◆ Given data:
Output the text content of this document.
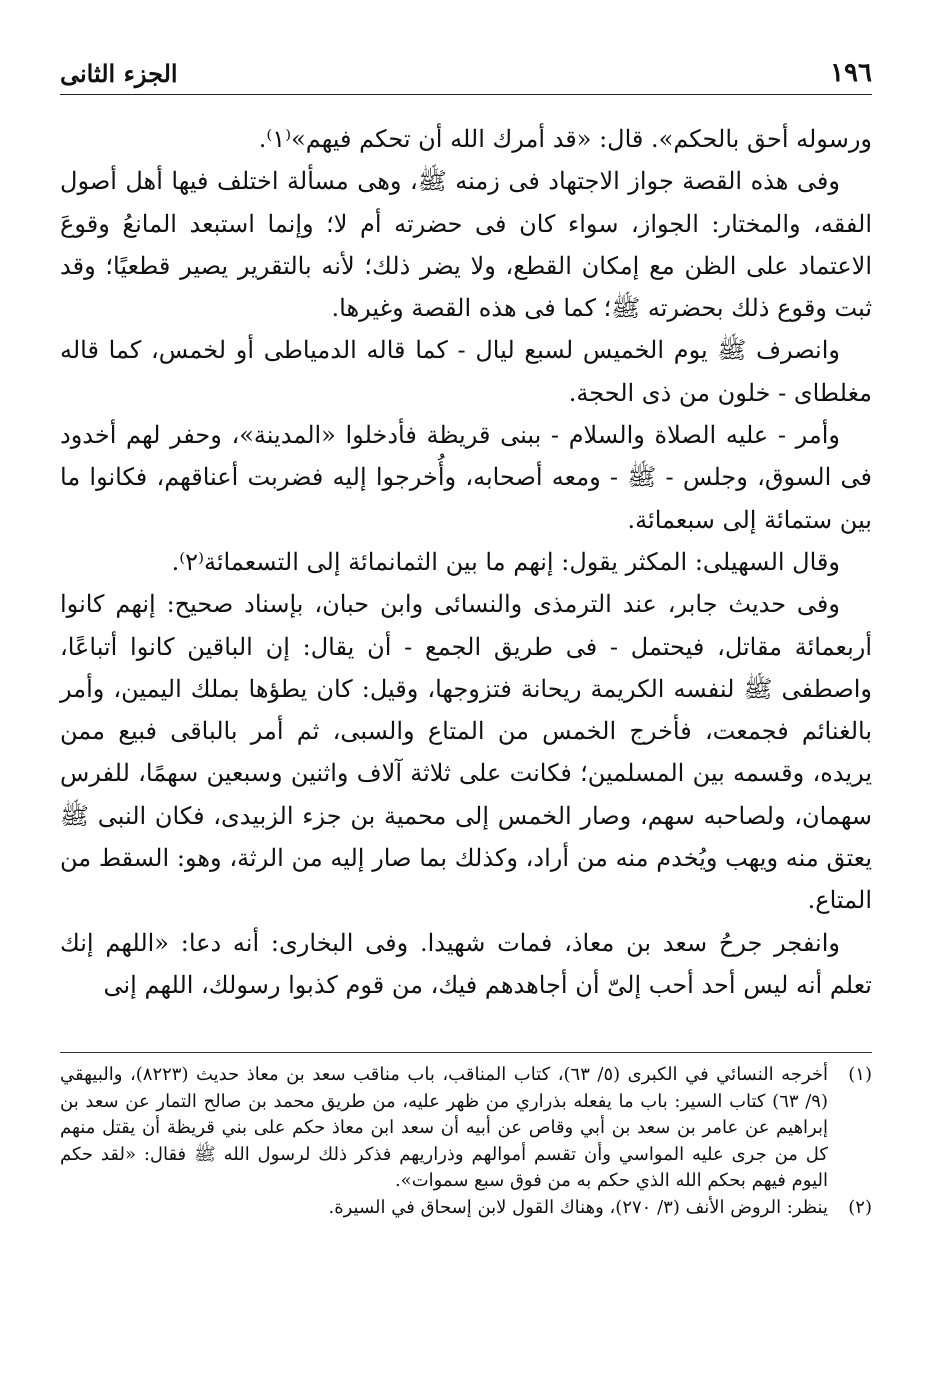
١٩٦
الجزء الثانى

ورسوله أحق بالحكم». قال: «قد أمرك الله أن تحكم فيهم»⁽١⁾.

وفى هذه القصة جواز الاجتهاد فى زمنه ﷺ، وهى مسألة اختلف فيها أهل أصول الفقه، والمختار: الجواز، سواء كان فى حضرته أم لا؛ وإنما استبعد المانعُ وقوعَ الاعتماد على الظن مع إمكان القطع، ولا يضر ذلك؛ لأنه بالتقرير يصير قطعيًا؛ وقد ثبت وقوع ذلك بحضرته ﷺ؛ كما فى هذه القصة وغيرها.

وانصرف ﷺ يوم الخميس لسبع ليال - كما قاله الدمياطى أو لخمس، كما قاله مغلطاى - خلون من ذى الحجة.

وأمر - عليه الصلاة والسلام - ببنى قريظة فأدخلوا «المدينة»، وحفر لهم أخدود فى السوق، وجلس - ﷺ - ومعه أصحابه، وأُخرجوا إليه فضربت أعناقهم، فكانوا ما بين ستمائة إلى سبعمائة.

وقال السهيلى: المكثر يقول: إنهم ما بين الثمانمائة إلى التسعمائة⁽٢⁾.

وفى حديث جابر، عند الترمذى والنسائى وابن حبان، بإسناد صحيح: إنهم كانوا أربعمائة مقاتل، فيحتمل - فى طريق الجمع - أن يقال: إن الباقين كانوا أتباعًا، واصطفى ﷺ لنفسه الكريمة ريحانة فتزوجها، وقيل: كان يطؤها بملك اليمين، وأمر بالغنائم فجمعت، فأخرج الخمس من المتاع والسبى، ثم أمر بالباقى فبيع ممن يريده، وقسمه بين المسلمين؛ فكانت على ثلاثة آلاف واثنين وسبعين سهمًا، للفرس سهمان، ولصاحبه سهم، وصار الخمس إلى محمية بن جزء الزبيدى، فكان النبى ﷺ يعتق منه ويهب ويُخدم منه من أراد، وكذلك بما صار إليه من الرثة، وهو: السقط من المتاع.

وانفجر جرحُ سعد بن معاذ، فمات شهيدا. وفى البخارى: أنه دعا: «اللهم إنك تعلم أنه ليس أحد أحب إلىّ أن أجاهدهم فيك، من قوم كذبوا رسولك، اللهم إنى

(١)
أخرجه النسائي في الكبرى (٥/ ٦٣)، كتاب المناقب، باب مناقب سعد بن معاذ حديث (٨٢٢٣)، والبيهقي (٩/ ٦٣) كتاب السير: باب ما يفعله بذراري من ظهر عليه، من طريق محمد بن صالح التمار عن سعد بن إبراهيم عن عامر بن سعد بن أبي وقاص عن أبيه أن سعد ابن معاذ حكم على بني قريظة أن يقتل منهم كل من جرى عليه المواسي وأن تقسم أموالهم وذراريهم فذكر ذلك لرسول الله ﷺ فقال: «لقد حكم اليوم فيهم بحكم الله الذي حكم به من فوق سبع سموات».
(٢)
ينظر: الروض الأنف (٣/ ٢٧٠)، وهناك القول لابن إسحاق في السيرة.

◆ Problem to work on: Quote the preceding records in their entirety, excluding every picture.

◆ Correct result:
Output the text content of this document.
١٩٦
الجزء الثانى

ورسوله أحق بالحكم». قال: «قد أمرك الله أن تحكم فيهم»⁽١⁾.

وفى هذه القصة جواز الاجتهاد فى زمنه ﷺ، وهى مسألة اختلف فيها أهل أصول الفقه، والمختار: الجواز، سواء كان فى حضرته أم لا؛ وإنما استبعد المانعُ وقوعَ الاعتماد على الظن مع إمكان القطع، ولا يضر ذلك؛ لأنه بالتقرير يصير قطعيًا؛ وقد ثبت وقوع ذلك بحضرته ﷺ؛ كما فى هذه القصة وغيرها.

وانصرف ﷺ يوم الخميس لسبع ليال - كما قاله الدمياطى أو لخمس، كما قاله مغلطاى - خلون من ذى الحجة.

وأمر - عليه الصلاة والسلام - ببنى قريظة فأدخلوا «المدينة»، وحفر لهم أخدود فى السوق، وجلس - ﷺ - ومعه أصحابه، وأُخرجوا إليه فضربت أعناقهم، فكانوا ما بين ستمائة إلى سبعمائة.

وقال السهيلى: المكثر يقول: إنهم ما بين الثمانمائة إلى التسعمائة⁽٢⁾.

وفى حديث جابر، عند الترمذى والنسائى وابن حبان، بإسناد صحيح: إنهم كانوا أربعمائة مقاتل، فيحتمل - فى طريق الجمع - أن يقال: إن الباقين كانوا أتباعًا، واصطفى ﷺ لنفسه الكريمة ريحانة فتزوجها، وقيل: كان يطؤها بملك اليمين، وأمر بالغنائم فجمعت، فأخرج الخمس من المتاع والسبى، ثم أمر بالباقى فبيع ممن يريده، وقسمه بين المسلمين؛ فكانت على ثلاثة آلاف واثنين وسبعين سهمًا، للفرس سهمان، ولصاحبه سهم، وصار الخمس إلى محمية بن جزء الزبيدى، فكان النبى ﷺ يعتق منه ويهب ويُخدم منه من أراد، وكذلك بما صار إليه من الرثة، وهو: السقط من المتاع.

وانفجر جرحُ سعد بن معاذ، فمات شهيدا. وفى البخارى: أنه دعا: «اللهم إنك تعلم أنه ليس أحد أحب إلىّ أن أجاهدهم فيك، من قوم كذبوا رسولك، اللهم إنى

(١)
أخرجه النسائي في الكبرى (٥/ ٦٣)، كتاب المناقب، باب مناقب سعد بن معاذ حديث (٨٢٢٣)، والبيهقي (٩/ ٦٣) كتاب السير: باب ما يفعله بذراري من ظهر عليه، من طريق محمد بن صالح التمار عن سعد بن إبراهيم عن عامر بن سعد بن أبي وقاص عن أبيه أن سعد ابن معاذ حكم على بني قريظة أن يقتل منهم كل من جرى عليه المواسي وأن تقسم أموالهم وذراريهم فذكر ذلك لرسول الله ﷺ فقال: «لقد حكم اليوم فيهم بحكم الله الذي حكم به من فوق سبع سموات».
(٢)
ينظر: الروض الأنف (٣/ ٢٧٠)، وهناك القول لابن إسحاق في السيرة.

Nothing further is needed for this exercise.